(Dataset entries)
☆ ☆ ☆ ☆ ☆

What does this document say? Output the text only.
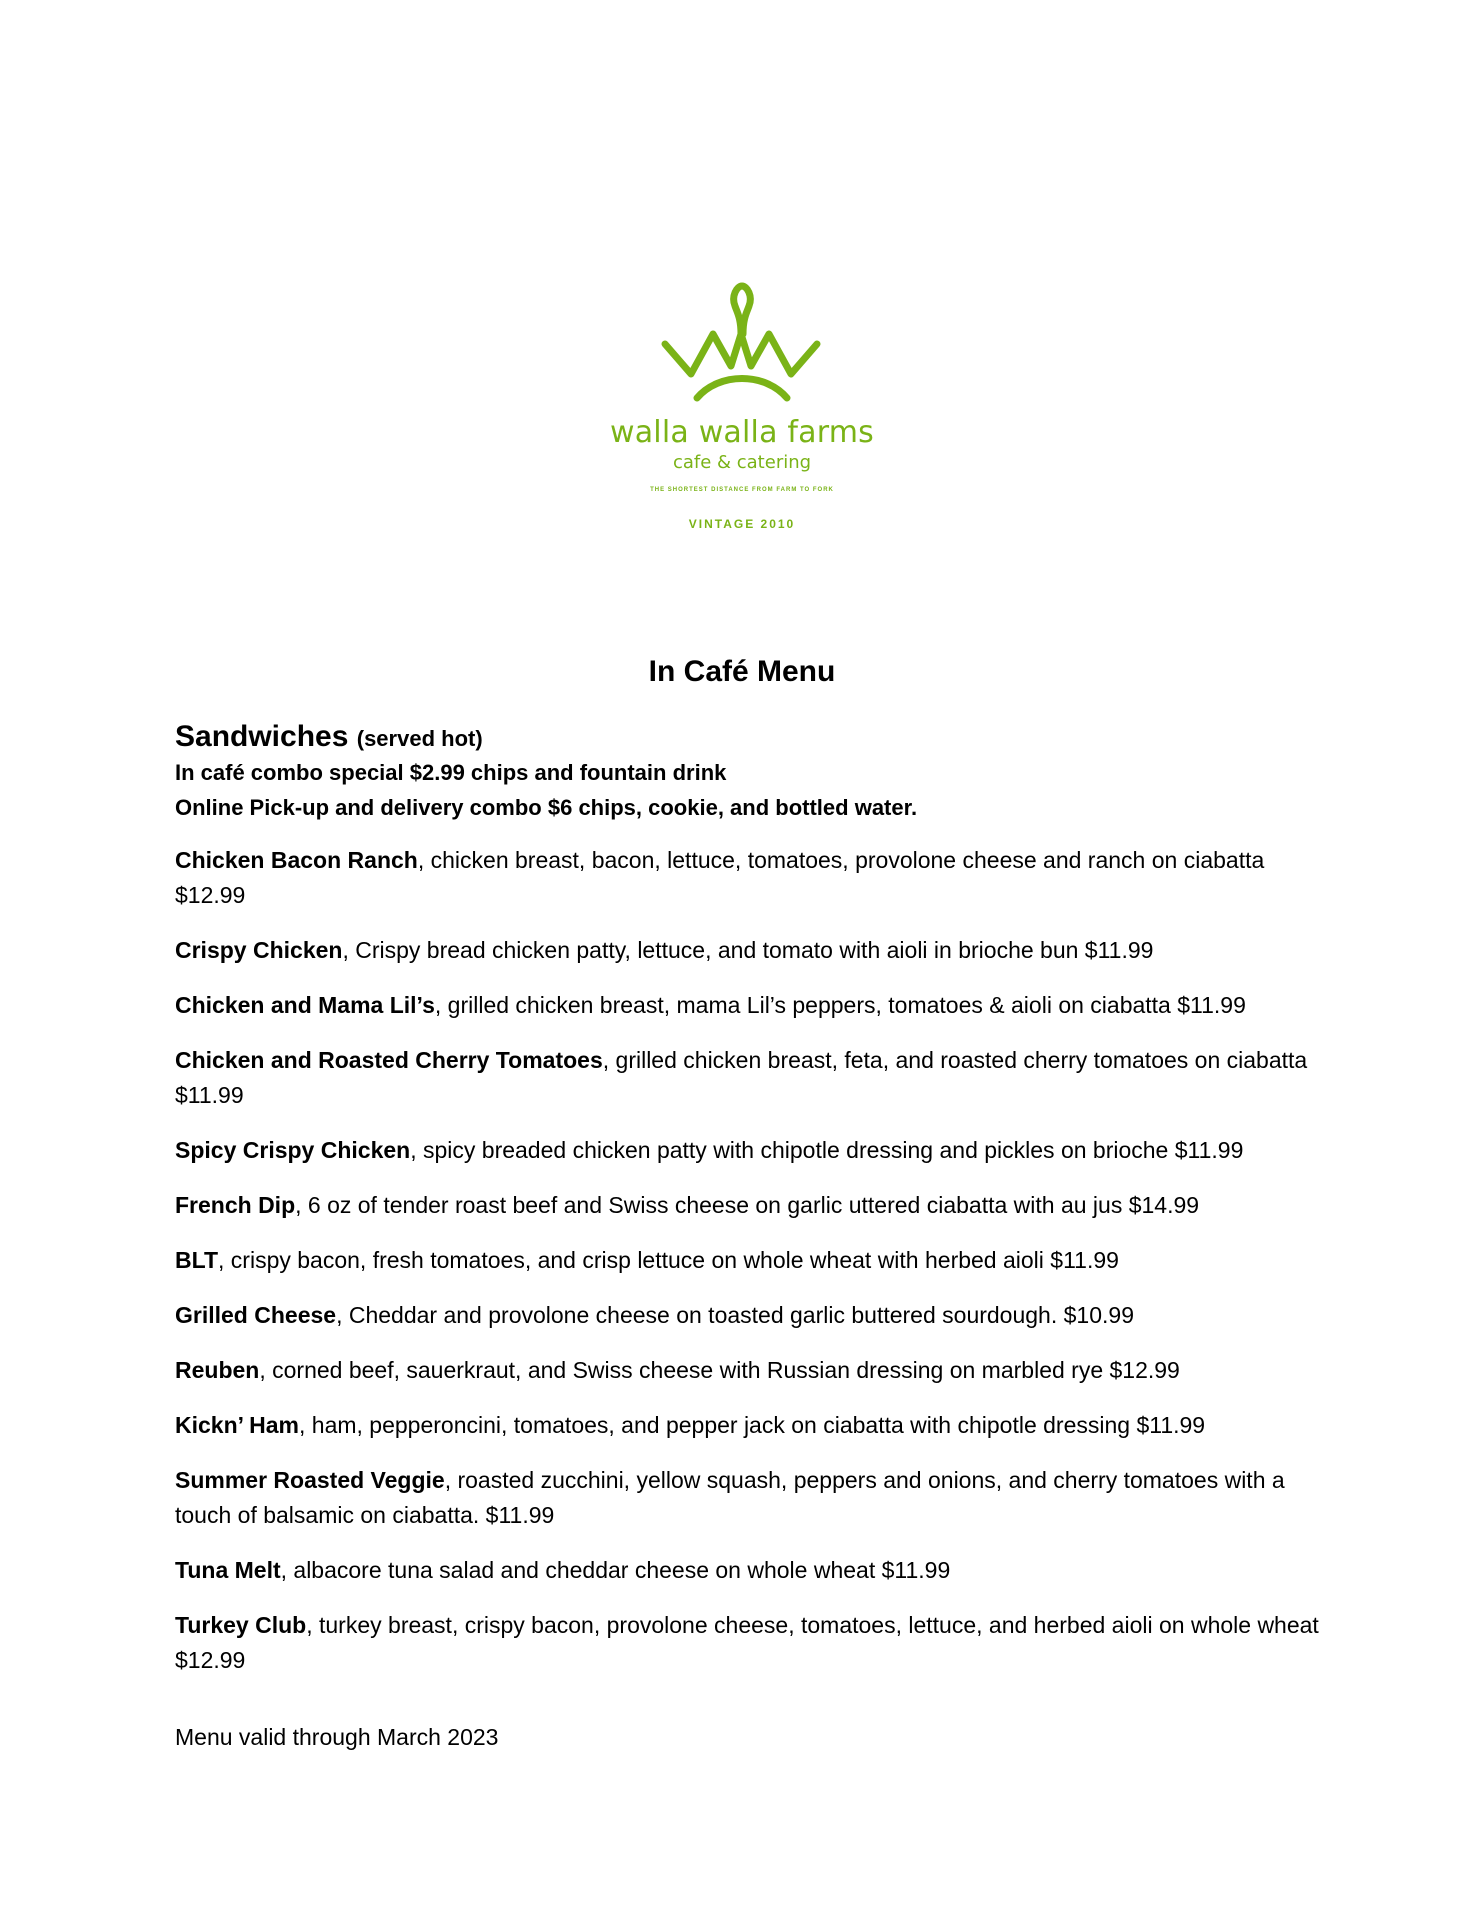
walla walla farms
cafe & catering
THE SHORTEST DISTANCE FROM FARM TO FORK
VINTAGE 2010
In Café Menu
Sandwiches (served hot)

In café combo special $2.99 chips and fountain drink

Online Pick-up and delivery combo $6 chips, cookie, and bottled water.

Chicken Bacon Ranch, chicken breast, bacon, lettuce, tomatoes, provolone cheese and ranch on ciabatta $12.99

Crispy Chicken, Crispy bread chicken patty, lettuce, and tomato with aioli in brioche bun $11.99

Chicken and Mama Lil’s, grilled chicken breast, mama Lil’s peppers, tomatoes & aioli on ciabatta $11.99

Chicken and Roasted Cherry Tomatoes, grilled chicken breast, feta, and roasted cherry tomatoes on ciabatta $11.99

Spicy Crispy Chicken, spicy breaded chicken patty with chipotle dressing and pickles on brioche $11.99

French Dip, 6 oz of tender roast beef and Swiss cheese on garlic uttered ciabatta with au jus $14.99

BLT, crispy bacon, fresh tomatoes, and crisp lettuce on whole wheat with herbed aioli $11.99

Grilled Cheese, Cheddar and provolone cheese on toasted garlic buttered sourdough. $10.99

Reuben, corned beef, sauerkraut, and Swiss cheese with Russian dressing on marbled rye $12.99

Kickn’ Ham, ham, pepperoncini, tomatoes, and pepper jack on ciabatta with chipotle dressing $11.99

Summer Roasted Veggie, roasted zucchini, yellow squash, peppers and onions, and cherry tomatoes with a touch of balsamic on ciabatta. $11.99

Tuna Melt, albacore tuna salad and cheddar cheese on whole wheat $11.99

Turkey Club, turkey breast, crispy bacon, provolone cheese, tomatoes, lettuce, and herbed aioli on whole wheat $12.99

Menu valid through March 2023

☆ ☆ ☆ ☆ ☆

• What is asked: Without including the pictures, reproduce all entries exactly.

• Response below:
What does this document say? Output the text only.
walla walla farms
cafe & catering
THE SHORTEST DISTANCE FROM FARM TO FORK
VINTAGE 2010
In Café Menu
Sandwiches (served hot)

In café combo special $2.99 chips and fountain drink

Online Pick-up and delivery combo $6 chips, cookie, and bottled water.

Chicken Bacon Ranch, chicken breast, bacon, lettuce, tomatoes, provolone cheese and ranch on ciabatta $12.99

Crispy Chicken, Crispy bread chicken patty, lettuce, and tomato with aioli in brioche bun $11.99

Chicken and Mama Lil’s, grilled chicken breast, mama Lil’s peppers, tomatoes & aioli on ciabatta $11.99

Chicken and Roasted Cherry Tomatoes, grilled chicken breast, feta, and roasted cherry tomatoes on ciabatta $11.99

Spicy Crispy Chicken, spicy breaded chicken patty with chipotle dressing and pickles on brioche $11.99

French Dip, 6 oz of tender roast beef and Swiss cheese on garlic uttered ciabatta with au jus $14.99

BLT, crispy bacon, fresh tomatoes, and crisp lettuce on whole wheat with herbed aioli $11.99

Grilled Cheese, Cheddar and provolone cheese on toasted garlic buttered sourdough. $10.99

Reuben, corned beef, sauerkraut, and Swiss cheese with Russian dressing on marbled rye $12.99

Kickn’ Ham, ham, pepperoncini, tomatoes, and pepper jack on ciabatta with chipotle dressing $11.99

Summer Roasted Veggie, roasted zucchini, yellow squash, peppers and onions, and cherry tomatoes with a touch of balsamic on ciabatta. $11.99

Tuna Melt, albacore tuna salad and cheddar cheese on whole wheat $11.99

Turkey Club, turkey breast, crispy bacon, provolone cheese, tomatoes, lettuce, and herbed aioli on whole wheat $12.99

Menu valid through March 2023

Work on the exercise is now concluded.